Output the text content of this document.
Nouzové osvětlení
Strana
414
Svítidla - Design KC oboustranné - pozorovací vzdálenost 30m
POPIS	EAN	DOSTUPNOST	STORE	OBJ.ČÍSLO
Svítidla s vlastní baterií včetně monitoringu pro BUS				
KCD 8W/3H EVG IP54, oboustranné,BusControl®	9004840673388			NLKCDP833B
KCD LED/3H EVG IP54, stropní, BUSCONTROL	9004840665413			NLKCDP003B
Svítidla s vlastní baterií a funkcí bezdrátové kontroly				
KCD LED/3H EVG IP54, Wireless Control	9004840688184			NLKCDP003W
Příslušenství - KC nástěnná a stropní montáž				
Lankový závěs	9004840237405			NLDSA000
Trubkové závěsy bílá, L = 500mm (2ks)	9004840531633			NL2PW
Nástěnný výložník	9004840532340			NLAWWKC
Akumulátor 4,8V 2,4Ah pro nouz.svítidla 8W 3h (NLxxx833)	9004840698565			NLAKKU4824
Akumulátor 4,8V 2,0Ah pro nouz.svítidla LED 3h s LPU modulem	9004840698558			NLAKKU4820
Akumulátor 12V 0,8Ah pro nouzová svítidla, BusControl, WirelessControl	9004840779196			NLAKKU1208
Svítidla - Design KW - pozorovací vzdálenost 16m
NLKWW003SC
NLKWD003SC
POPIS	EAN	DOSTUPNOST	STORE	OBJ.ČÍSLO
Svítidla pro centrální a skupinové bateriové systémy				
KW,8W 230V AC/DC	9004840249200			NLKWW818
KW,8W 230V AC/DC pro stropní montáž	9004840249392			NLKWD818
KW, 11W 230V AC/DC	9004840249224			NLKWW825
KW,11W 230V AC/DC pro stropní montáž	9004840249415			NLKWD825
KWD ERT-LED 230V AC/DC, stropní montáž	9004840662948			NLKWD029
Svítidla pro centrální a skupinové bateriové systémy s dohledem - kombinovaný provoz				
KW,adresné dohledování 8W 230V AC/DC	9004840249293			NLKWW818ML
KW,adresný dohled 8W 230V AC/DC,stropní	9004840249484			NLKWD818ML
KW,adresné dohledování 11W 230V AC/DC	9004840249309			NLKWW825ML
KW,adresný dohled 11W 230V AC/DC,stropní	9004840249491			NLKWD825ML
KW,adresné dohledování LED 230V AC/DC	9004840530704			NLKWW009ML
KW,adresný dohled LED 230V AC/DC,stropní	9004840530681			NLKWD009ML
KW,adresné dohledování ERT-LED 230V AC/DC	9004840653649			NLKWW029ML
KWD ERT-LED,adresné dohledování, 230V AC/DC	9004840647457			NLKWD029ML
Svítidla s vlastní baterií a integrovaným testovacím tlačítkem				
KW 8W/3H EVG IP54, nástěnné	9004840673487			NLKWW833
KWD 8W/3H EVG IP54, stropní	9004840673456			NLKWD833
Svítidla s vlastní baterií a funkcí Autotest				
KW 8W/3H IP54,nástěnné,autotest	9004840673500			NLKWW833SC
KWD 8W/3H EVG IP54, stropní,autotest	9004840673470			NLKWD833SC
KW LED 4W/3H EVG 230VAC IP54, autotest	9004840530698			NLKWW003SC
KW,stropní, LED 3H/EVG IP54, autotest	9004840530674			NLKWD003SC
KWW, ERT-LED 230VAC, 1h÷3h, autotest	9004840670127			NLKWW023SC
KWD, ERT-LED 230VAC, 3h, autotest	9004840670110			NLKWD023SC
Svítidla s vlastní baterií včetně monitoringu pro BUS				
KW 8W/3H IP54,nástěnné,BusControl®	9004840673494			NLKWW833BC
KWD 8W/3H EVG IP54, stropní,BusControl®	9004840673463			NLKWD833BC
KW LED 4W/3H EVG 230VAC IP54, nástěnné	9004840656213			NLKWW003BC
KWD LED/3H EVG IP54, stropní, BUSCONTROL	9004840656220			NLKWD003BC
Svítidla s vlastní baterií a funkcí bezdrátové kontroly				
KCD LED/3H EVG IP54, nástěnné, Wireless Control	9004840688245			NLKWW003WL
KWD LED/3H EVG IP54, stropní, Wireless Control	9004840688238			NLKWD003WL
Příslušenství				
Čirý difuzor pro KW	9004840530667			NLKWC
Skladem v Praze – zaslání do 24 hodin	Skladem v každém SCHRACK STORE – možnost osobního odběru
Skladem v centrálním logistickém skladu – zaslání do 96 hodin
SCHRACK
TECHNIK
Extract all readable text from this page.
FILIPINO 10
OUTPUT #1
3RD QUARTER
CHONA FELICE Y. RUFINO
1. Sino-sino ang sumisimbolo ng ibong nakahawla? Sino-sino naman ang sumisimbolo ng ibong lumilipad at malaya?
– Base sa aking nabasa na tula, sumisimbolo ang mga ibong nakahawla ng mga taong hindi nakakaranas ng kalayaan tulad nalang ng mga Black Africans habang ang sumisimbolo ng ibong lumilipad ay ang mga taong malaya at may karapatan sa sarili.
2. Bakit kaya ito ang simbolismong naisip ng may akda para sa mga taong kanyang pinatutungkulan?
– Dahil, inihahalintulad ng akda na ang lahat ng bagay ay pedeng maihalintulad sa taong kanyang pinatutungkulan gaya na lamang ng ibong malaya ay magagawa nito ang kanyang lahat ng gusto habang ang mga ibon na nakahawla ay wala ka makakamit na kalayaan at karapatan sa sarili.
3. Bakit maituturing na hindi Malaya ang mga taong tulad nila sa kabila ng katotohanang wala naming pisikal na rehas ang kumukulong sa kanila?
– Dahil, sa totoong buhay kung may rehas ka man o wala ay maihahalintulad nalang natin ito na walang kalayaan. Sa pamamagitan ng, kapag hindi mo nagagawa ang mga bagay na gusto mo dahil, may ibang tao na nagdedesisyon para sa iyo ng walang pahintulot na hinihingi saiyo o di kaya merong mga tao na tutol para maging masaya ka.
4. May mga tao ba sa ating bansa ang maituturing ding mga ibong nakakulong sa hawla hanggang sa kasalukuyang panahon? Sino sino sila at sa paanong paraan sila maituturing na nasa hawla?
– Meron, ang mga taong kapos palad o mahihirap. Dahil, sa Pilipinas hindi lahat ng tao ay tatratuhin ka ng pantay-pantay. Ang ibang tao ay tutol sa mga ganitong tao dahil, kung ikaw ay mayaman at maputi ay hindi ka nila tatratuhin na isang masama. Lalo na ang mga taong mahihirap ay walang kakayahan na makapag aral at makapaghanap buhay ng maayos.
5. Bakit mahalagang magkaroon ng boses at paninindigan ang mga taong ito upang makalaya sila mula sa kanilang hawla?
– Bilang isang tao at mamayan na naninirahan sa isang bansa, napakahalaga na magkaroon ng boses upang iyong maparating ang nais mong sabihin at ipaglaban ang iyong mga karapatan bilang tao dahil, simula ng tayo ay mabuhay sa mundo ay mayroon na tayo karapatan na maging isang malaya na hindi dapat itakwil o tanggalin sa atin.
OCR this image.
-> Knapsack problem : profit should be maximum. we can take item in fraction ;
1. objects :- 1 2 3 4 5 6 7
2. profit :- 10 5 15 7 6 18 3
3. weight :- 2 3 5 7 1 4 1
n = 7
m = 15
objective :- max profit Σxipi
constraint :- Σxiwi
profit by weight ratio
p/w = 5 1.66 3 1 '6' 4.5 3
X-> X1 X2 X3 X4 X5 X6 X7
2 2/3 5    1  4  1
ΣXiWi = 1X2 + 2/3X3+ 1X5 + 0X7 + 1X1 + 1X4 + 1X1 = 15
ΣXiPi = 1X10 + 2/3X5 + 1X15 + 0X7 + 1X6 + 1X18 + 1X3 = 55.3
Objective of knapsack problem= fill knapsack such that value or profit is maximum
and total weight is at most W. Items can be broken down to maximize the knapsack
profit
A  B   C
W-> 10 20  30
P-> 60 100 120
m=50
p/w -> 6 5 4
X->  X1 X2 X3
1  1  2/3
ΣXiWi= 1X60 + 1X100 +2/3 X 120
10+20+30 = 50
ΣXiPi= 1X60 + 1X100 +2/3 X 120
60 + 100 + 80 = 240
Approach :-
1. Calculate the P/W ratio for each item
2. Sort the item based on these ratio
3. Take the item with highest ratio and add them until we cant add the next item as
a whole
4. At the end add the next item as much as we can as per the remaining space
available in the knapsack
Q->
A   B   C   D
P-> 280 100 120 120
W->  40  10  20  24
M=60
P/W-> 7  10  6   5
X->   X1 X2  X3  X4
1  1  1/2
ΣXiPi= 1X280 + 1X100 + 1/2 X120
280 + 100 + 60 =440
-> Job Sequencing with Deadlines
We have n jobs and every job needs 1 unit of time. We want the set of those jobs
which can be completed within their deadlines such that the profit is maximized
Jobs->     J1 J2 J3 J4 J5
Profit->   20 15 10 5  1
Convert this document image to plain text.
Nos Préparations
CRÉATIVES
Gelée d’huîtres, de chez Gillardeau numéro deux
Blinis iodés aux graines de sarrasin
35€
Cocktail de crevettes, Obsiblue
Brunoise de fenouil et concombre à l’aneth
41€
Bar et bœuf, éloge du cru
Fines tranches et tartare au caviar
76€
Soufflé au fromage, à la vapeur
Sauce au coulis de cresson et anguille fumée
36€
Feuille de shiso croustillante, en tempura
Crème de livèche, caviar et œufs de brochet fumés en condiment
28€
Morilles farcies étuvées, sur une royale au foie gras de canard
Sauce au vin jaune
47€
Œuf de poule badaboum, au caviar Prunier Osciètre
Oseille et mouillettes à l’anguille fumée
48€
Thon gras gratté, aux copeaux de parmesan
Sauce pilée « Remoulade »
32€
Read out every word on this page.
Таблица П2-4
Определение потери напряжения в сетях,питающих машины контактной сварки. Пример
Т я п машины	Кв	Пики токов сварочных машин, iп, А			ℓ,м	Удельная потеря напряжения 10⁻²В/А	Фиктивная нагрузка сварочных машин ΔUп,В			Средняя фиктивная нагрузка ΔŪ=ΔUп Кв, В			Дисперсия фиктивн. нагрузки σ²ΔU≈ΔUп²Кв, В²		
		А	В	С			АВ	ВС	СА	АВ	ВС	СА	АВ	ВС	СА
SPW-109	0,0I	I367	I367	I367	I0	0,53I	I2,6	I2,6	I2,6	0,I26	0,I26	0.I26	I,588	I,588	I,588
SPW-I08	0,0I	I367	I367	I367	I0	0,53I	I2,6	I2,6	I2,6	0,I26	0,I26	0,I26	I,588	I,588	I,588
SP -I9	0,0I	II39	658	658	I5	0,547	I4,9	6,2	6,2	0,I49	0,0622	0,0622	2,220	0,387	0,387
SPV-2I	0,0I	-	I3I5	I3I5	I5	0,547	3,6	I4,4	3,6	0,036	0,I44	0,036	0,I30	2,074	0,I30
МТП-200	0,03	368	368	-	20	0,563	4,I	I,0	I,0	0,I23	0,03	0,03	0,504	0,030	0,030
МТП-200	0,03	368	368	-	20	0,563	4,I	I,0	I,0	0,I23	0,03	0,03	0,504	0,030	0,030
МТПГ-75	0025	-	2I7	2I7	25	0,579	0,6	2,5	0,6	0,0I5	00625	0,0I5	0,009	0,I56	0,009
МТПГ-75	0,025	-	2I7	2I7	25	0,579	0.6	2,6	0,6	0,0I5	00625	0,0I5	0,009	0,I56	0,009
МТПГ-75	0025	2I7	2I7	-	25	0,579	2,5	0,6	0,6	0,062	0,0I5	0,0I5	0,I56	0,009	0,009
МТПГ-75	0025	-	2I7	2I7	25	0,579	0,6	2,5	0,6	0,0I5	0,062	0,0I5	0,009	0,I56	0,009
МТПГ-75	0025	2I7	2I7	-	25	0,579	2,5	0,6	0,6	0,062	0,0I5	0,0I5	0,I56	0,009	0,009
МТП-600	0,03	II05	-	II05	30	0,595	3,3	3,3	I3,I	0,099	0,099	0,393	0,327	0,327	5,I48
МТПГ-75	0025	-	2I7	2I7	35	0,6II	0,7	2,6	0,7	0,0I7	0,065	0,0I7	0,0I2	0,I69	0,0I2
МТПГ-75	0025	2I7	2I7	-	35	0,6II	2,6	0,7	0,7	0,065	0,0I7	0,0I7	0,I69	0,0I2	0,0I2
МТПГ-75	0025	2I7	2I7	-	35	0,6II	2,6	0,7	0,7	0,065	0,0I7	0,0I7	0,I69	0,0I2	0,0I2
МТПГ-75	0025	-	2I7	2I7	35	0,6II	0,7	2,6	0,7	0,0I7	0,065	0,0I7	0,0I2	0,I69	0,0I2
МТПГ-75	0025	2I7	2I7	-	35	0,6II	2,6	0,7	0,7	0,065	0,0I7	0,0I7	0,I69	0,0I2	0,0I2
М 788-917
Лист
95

##########

• Your objective
Pull every line containing "caviar" out of the records.

• Answer to the exercise
Fines tranches et tartare au caviar
Crème de livèche, caviar et œufs de brochet fumés en condiment
Œuf de poule badaboum, au caviar Prunier Osciètre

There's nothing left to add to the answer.